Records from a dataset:
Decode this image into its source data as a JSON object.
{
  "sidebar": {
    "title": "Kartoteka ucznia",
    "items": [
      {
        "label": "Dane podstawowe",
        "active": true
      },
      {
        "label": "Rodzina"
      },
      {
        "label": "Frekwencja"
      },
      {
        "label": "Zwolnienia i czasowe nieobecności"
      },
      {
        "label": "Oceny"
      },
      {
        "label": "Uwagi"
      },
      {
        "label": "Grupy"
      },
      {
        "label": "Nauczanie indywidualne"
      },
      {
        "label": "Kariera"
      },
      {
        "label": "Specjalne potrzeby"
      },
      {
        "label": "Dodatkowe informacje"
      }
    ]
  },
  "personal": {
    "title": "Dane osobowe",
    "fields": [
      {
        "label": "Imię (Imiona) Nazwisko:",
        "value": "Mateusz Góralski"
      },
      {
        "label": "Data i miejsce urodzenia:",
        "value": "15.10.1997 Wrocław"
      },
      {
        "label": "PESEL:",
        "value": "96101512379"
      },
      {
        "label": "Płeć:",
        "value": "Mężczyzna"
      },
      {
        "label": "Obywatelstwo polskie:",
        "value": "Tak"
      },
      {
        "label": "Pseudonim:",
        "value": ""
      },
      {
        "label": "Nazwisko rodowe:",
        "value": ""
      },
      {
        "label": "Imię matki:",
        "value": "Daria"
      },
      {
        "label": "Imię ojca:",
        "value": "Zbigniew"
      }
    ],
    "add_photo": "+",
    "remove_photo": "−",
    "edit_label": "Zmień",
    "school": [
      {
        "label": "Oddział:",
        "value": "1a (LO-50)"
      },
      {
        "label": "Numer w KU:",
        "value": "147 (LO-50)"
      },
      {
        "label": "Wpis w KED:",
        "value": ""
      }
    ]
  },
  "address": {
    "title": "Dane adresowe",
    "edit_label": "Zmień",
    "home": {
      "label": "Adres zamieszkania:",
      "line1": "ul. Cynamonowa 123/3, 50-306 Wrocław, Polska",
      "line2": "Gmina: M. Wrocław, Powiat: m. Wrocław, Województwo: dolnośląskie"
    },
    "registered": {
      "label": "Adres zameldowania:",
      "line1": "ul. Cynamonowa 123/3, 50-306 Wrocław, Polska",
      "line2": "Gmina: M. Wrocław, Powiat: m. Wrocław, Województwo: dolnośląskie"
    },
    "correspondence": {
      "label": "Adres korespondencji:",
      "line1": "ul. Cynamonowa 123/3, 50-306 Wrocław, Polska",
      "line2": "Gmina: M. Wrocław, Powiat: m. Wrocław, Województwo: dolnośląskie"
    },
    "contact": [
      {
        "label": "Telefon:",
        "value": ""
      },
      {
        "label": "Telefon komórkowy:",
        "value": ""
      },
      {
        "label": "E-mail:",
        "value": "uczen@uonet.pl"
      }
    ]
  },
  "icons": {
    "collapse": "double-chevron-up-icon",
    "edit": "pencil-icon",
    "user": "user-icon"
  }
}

What you will do —
Go through the material above line by line and copy it exactly.

Exercise result —
Decode this image into its source data as a JSON object.
{
  "sidebar": {
    "title": "Kartoteka ucznia",
    "items": [
      {
        "label": "Dane podstawowe",
        "active": true
      },
      {
        "label": "Rodzina"
      },
      {
        "label": "Frekwencja"
      },
      {
        "label": "Zwolnienia i czasowe nieobecności"
      },
      {
        "label": "Oceny"
      },
      {
        "label": "Uwagi"
      },
      {
        "label": "Grupy"
      },
      {
        "label": "Nauczanie indywidualne"
      },
      {
        "label": "Kariera"
      },
      {
        "label": "Specjalne potrzeby"
      },
      {
        "label": "Dodatkowe informacje"
      }
    ]
  },
  "personal": {
    "title": "Dane osobowe",
    "fields": [
      {
        "label": "Imię (Imiona) Nazwisko:",
        "value": "Mateusz Góralski"
      },
      {
        "label": "Data i miejsce urodzenia:",
        "value": "15.10.1997 Wrocław"
      },
      {
        "label": "PESEL:",
        "value": "96101512379"
      },
      {
        "label": "Płeć:",
        "value": "Mężczyzna"
      },
      {
        "label": "Obywatelstwo polskie:",
        "value": "Tak"
      },
      {
        "label": "Pseudonim:",
        "value": ""
      },
      {
        "label": "Nazwisko rodowe:",
        "value": ""
      },
      {
        "label": "Imię matki:",
        "value": "Daria"
      },
      {
        "label": "Imię ojca:",
        "value": "Zbigniew"
      }
    ],
    "add_photo": "+",
    "remove_photo": "−",
    "edit_label": "Zmień",
    "school": [
      {
        "label": "Oddział:",
        "value": "1a (LO-50)"
      },
      {
        "label": "Numer w KU:",
        "value": "147 (LO-50)"
      },
      {
        "label": "Wpis w KED:",
        "value": ""
      }
    ]
  },
  "address": {
    "title": "Dane adresowe",
    "edit_label": "Zmień",
    "home": {
      "label": "Adres zamieszkania:",
      "line1": "ul. Cynamonowa 123/3, 50-306 Wrocław, Polska",
      "line2": "Gmina: M. Wrocław, Powiat: m. Wrocław, Województwo: dolnośląskie"
    },
    "registered": {
      "label": "Adres zameldowania:",
      "line1": "ul. Cynamonowa 123/3, 50-306 Wrocław, Polska",
      "line2": "Gmina: M. Wrocław, Powiat: m. Wrocław, Województwo: dolnośląskie"
    },
    "correspondence": {
      "label": "Adres korespondencji:",
      "line1": "ul. Cynamonowa 123/3, 50-306 Wrocław, Polska",
      "line2": "Gmina: M. Wrocław, Powiat: m. Wrocław, Województwo: dolnośląskie"
    },
    "contact": [
      {
        "label": "Telefon:",
        "value": ""
      },
      {
        "label": "Telefon komórkowy:",
        "value": ""
      },
      {
        "label": "E-mail:",
        "value": "uczen@uonet.pl"
      }
    ]
  },
  "icons": {
    "collapse": "double-chevron-up-icon",
    "edit": "pencil-icon",
    "user": "user-icon"
  }
}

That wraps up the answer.